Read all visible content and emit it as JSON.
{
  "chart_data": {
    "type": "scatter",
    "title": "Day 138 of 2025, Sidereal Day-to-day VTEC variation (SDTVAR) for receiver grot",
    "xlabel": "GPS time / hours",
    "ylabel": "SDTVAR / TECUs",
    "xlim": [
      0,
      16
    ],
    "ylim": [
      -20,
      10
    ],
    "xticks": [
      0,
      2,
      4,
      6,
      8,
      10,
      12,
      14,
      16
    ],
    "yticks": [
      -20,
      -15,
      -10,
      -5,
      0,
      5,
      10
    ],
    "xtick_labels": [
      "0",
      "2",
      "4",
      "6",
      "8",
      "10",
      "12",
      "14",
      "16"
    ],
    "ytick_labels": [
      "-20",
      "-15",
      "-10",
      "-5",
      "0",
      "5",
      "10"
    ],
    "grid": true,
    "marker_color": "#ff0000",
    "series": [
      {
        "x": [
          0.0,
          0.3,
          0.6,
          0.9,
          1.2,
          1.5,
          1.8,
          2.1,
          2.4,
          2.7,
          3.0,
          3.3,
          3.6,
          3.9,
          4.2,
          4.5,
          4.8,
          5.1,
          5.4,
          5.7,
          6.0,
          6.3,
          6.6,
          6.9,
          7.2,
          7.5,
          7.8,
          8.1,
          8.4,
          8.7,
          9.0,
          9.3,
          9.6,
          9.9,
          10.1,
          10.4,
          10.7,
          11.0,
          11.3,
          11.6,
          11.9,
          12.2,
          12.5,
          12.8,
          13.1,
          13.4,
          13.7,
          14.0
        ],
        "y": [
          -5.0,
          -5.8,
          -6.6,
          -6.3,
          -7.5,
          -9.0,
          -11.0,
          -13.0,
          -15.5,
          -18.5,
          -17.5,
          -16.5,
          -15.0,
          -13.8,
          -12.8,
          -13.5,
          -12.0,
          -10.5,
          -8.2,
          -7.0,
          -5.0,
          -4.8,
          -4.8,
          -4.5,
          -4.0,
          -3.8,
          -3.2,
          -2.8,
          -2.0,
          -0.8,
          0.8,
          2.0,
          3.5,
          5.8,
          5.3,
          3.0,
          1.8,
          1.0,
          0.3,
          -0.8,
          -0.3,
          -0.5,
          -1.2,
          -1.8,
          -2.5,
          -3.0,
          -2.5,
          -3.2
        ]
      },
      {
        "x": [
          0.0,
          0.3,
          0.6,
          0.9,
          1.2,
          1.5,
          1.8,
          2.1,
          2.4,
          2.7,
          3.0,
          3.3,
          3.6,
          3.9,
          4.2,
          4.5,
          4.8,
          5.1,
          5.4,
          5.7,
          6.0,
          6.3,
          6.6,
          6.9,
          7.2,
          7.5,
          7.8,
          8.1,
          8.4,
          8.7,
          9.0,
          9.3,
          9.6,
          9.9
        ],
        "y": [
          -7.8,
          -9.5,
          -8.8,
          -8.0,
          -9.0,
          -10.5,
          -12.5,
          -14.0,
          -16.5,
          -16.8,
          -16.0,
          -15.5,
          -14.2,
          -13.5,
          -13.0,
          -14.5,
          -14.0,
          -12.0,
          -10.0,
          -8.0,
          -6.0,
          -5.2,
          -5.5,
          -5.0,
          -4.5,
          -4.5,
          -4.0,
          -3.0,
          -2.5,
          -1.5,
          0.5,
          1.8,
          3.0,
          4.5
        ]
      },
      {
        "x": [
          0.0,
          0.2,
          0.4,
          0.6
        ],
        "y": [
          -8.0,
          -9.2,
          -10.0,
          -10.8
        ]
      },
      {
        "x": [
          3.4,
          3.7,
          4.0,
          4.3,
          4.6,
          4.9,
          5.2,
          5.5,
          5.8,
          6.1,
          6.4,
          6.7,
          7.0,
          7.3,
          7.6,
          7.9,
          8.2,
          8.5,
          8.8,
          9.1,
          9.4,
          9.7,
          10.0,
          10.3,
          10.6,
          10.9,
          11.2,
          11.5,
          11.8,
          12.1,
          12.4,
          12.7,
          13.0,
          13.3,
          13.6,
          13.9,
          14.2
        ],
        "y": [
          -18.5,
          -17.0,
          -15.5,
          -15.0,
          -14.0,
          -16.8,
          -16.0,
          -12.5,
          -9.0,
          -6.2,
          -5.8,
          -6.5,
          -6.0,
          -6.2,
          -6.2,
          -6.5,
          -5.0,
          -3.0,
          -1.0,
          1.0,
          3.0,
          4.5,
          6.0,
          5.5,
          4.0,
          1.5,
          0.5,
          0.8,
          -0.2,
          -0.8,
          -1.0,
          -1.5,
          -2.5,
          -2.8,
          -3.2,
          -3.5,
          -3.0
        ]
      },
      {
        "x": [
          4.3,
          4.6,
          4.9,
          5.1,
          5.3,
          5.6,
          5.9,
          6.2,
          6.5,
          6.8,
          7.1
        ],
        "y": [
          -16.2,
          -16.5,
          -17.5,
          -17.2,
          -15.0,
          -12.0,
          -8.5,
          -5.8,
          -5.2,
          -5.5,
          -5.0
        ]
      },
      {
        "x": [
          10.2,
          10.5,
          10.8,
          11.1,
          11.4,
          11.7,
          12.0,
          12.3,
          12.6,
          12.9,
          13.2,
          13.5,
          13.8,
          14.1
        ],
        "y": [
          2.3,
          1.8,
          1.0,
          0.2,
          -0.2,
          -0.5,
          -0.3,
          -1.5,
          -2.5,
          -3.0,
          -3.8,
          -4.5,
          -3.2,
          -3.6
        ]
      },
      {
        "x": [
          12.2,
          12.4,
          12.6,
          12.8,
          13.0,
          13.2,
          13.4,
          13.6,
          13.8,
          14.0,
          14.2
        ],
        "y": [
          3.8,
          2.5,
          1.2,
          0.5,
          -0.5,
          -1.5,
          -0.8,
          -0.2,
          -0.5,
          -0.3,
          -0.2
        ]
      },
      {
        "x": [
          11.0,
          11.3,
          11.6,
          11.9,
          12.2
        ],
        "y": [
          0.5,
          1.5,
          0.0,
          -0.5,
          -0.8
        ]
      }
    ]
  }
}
* * * *
WORK REQUIRED:
Copy each line of the data exactly, leaving nothing out.

ANSWER TO THIS TASK:
Read all visible content and emit it as JSON.
{
  "chart_data": {
    "type": "scatter",
    "title": "Day 138 of 2025, Sidereal Day-to-day VTEC variation (SDTVAR) for receiver grot",
    "xlabel": "GPS time / hours",
    "ylabel": "SDTVAR / TECUs",
    "xlim": [
      0,
      16
    ],
    "ylim": [
      -20,
      10
    ],
    "xticks": [
      0,
      2,
      4,
      6,
      8,
      10,
      12,
      14,
      16
    ],
    "yticks": [
      -20,
      -15,
      -10,
      -5,
      0,
      5,
      10
    ],
    "xtick_labels": [
      "0",
      "2",
      "4",
      "6",
      "8",
      "10",
      "12",
      "14",
      "16"
    ],
    "ytick_labels": [
      "-20",
      "-15",
      "-10",
      "-5",
      "0",
      "5",
      "10"
    ],
    "grid": true,
    "marker_color": "#ff0000",
    "series": [
      {
        "x": [
          0.0,
          0.3,
          0.6,
          0.9,
          1.2,
          1.5,
          1.8,
          2.1,
          2.4,
          2.7,
          3.0,
          3.3,
          3.6,
          3.9,
          4.2,
          4.5,
          4.8,
          5.1,
          5.4,
          5.7,
          6.0,
          6.3,
          6.6,
          6.9,
          7.2,
          7.5,
          7.8,
          8.1,
          8.4,
          8.7,
          9.0,
          9.3,
          9.6,
          9.9,
          10.1,
          10.4,
          10.7,
          11.0,
          11.3,
          11.6,
          11.9,
          12.2,
          12.5,
          12.8,
          13.1,
          13.4,
          13.7,
          14.0
        ],
        "y": [
          -5.0,
          -5.8,
          -6.6,
          -6.3,
          -7.5,
          -9.0,
          -11.0,
          -13.0,
          -15.5,
          -18.5,
          -17.5,
          -16.5,
          -15.0,
          -13.8,
          -12.8,
          -13.5,
          -12.0,
          -10.5,
          -8.2,
          -7.0,
          -5.0,
          -4.8,
          -4.8,
          -4.5,
          -4.0,
          -3.8,
          -3.2,
          -2.8,
          -2.0,
          -0.8,
          0.8,
          2.0,
          3.5,
          5.8,
          5.3,
          3.0,
          1.8,
          1.0,
          0.3,
          -0.8,
          -0.3,
          -0.5,
          -1.2,
          -1.8,
          -2.5,
          -3.0,
          -2.5,
          -3.2
        ]
      },
      {
        "x": [
          0.0,
          0.3,
          0.6,
          0.9,
          1.2,
          1.5,
          1.8,
          2.1,
          2.4,
          2.7,
          3.0,
          3.3,
          3.6,
          3.9,
          4.2,
          4.5,
          4.8,
          5.1,
          5.4,
          5.7,
          6.0,
          6.3,
          6.6,
          6.9,
          7.2,
          7.5,
          7.8,
          8.1,
          8.4,
          8.7,
          9.0,
          9.3,
          9.6,
          9.9
        ],
        "y": [
          -7.8,
          -9.5,
          -8.8,
          -8.0,
          -9.0,
          -10.5,
          -12.5,
          -14.0,
          -16.5,
          -16.8,
          -16.0,
          -15.5,
          -14.2,
          -13.5,
          -13.0,
          -14.5,
          -14.0,
          -12.0,
          -10.0,
          -8.0,
          -6.0,
          -5.2,
          -5.5,
          -5.0,
          -4.5,
          -4.5,
          -4.0,
          -3.0,
          -2.5,
          -1.5,
          0.5,
          1.8,
          3.0,
          4.5
        ]
      },
      {
        "x": [
          0.0,
          0.2,
          0.4,
          0.6
        ],
        "y": [
          -8.0,
          -9.2,
          -10.0,
          -10.8
        ]
      },
      {
        "x": [
          3.4,
          3.7,
          4.0,
          4.3,
          4.6,
          4.9,
          5.2,
          5.5,
          5.8,
          6.1,
          6.4,
          6.7,
          7.0,
          7.3,
          7.6,
          7.9,
          8.2,
          8.5,
          8.8,
          9.1,
          9.4,
          9.7,
          10.0,
          10.3,
          10.6,
          10.9,
          11.2,
          11.5,
          11.8,
          12.1,
          12.4,
          12.7,
          13.0,
          13.3,
          13.6,
          13.9,
          14.2
        ],
        "y": [
          -18.5,
          -17.0,
          -15.5,
          -15.0,
          -14.0,
          -16.8,
          -16.0,
          -12.5,
          -9.0,
          -6.2,
          -5.8,
          -6.5,
          -6.0,
          -6.2,
          -6.2,
          -6.5,
          -5.0,
          -3.0,
          -1.0,
          1.0,
          3.0,
          4.5,
          6.0,
          5.5,
          4.0,
          1.5,
          0.5,
          0.8,
          -0.2,
          -0.8,
          -1.0,
          -1.5,
          -2.5,
          -2.8,
          -3.2,
          -3.5,
          -3.0
        ]
      },
      {
        "x": [
          4.3,
          4.6,
          4.9,
          5.1,
          5.3,
          5.6,
          5.9,
          6.2,
          6.5,
          6.8,
          7.1
        ],
        "y": [
          -16.2,
          -16.5,
          -17.5,
          -17.2,
          -15.0,
          -12.0,
          -8.5,
          -5.8,
          -5.2,
          -5.5,
          -5.0
        ]
      },
      {
        "x": [
          10.2,
          10.5,
          10.8,
          11.1,
          11.4,
          11.7,
          12.0,
          12.3,
          12.6,
          12.9,
          13.2,
          13.5,
          13.8,
          14.1
        ],
        "y": [
          2.3,
          1.8,
          1.0,
          0.2,
          -0.2,
          -0.5,
          -0.3,
          -1.5,
          -2.5,
          -3.0,
          -3.8,
          -4.5,
          -3.2,
          -3.6
        ]
      },
      {
        "x": [
          12.2,
          12.4,
          12.6,
          12.8,
          13.0,
          13.2,
          13.4,
          13.6,
          13.8,
          14.0,
          14.2
        ],
        "y": [
          3.8,
          2.5,
          1.2,
          0.5,
          -0.5,
          -1.5,
          -0.8,
          -0.2,
          -0.5,
          -0.3,
          -0.2
        ]
      },
      {
        "x": [
          11.0,
          11.3,
          11.6,
          11.9,
          12.2
        ],
        "y": [
          0.5,
          1.5,
          0.0,
          -0.5,
          -0.8
        ]
      }
    ]
  }
}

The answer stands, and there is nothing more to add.